Written task:
Reply with the count of lines holding "Indian", nothing more.

[Data entries]
---------------

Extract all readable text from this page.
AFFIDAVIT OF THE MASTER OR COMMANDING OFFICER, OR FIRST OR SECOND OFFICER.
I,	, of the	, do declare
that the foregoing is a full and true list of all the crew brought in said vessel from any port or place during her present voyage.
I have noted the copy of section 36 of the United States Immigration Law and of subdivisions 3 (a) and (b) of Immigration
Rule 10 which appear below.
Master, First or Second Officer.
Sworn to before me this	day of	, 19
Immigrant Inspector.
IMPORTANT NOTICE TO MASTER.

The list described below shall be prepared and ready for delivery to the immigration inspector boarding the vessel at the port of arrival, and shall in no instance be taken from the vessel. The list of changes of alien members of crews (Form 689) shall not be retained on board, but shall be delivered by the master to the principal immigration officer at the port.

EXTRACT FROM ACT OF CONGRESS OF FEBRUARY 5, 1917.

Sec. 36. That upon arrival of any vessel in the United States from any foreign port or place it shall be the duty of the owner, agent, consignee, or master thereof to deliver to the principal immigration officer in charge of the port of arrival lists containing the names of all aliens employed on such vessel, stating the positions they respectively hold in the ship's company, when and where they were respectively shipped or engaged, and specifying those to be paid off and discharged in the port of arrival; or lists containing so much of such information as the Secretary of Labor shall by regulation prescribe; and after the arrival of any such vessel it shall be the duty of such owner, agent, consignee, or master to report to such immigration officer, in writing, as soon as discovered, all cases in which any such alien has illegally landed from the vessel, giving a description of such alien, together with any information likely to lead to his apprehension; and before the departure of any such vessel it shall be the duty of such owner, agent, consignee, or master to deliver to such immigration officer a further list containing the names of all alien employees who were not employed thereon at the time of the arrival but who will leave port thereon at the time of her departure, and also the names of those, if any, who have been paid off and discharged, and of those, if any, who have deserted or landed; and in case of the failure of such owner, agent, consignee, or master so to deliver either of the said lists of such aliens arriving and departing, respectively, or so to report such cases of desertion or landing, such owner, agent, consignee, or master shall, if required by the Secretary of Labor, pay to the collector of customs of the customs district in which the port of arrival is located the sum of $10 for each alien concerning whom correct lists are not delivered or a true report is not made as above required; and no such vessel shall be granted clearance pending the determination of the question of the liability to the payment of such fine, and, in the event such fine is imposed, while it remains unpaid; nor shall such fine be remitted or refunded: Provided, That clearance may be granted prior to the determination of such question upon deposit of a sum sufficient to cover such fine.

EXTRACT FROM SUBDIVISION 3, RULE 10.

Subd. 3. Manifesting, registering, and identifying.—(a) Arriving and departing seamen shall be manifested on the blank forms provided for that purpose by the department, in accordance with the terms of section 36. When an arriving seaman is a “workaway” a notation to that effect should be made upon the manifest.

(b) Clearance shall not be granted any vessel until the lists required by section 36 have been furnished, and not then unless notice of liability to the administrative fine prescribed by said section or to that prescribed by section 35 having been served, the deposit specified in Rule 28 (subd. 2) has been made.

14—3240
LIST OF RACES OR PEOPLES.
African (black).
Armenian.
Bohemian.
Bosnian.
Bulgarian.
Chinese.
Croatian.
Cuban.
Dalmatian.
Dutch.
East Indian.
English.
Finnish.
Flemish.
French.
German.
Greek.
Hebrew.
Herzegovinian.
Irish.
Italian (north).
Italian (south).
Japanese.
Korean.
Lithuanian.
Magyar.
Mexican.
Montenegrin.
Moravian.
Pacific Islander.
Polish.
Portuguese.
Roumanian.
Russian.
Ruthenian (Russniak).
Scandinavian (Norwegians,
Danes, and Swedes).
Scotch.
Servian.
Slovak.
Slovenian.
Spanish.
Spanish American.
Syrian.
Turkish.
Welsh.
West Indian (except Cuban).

---------------

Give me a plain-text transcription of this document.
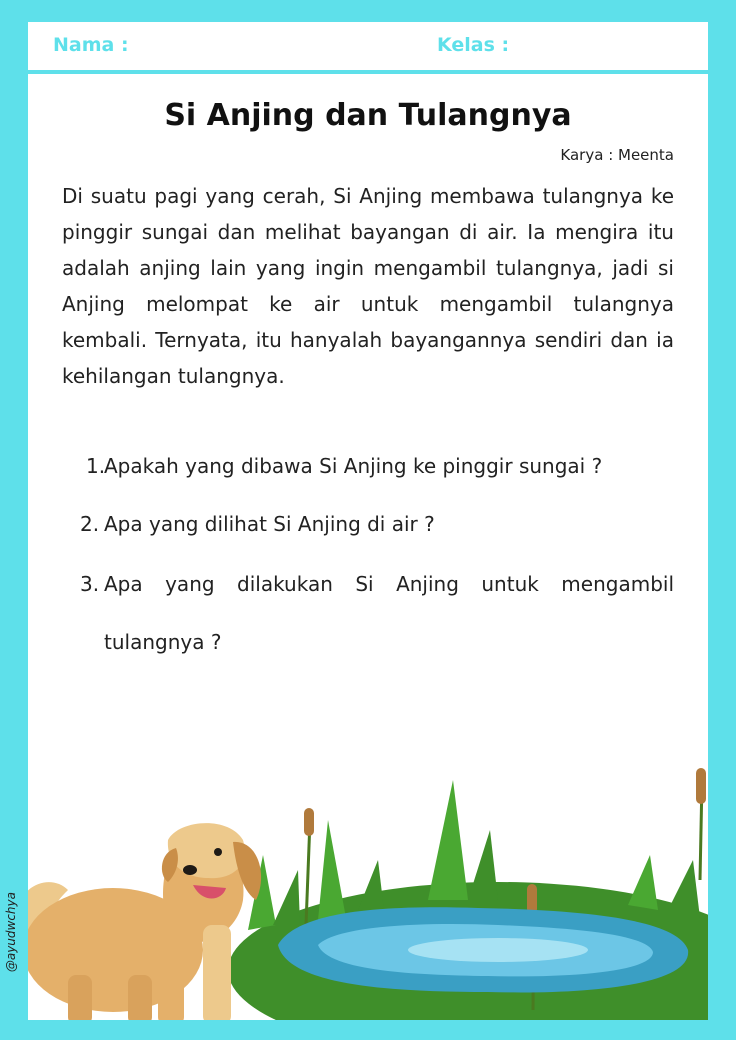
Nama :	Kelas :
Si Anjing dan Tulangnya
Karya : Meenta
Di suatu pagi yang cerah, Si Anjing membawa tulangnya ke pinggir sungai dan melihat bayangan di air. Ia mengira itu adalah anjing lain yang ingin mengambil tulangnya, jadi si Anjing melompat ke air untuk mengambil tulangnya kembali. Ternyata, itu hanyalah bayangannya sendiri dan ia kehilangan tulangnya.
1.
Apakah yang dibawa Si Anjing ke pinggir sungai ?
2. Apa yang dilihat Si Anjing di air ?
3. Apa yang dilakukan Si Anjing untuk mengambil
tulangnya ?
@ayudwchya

---------------

Exercise output:
2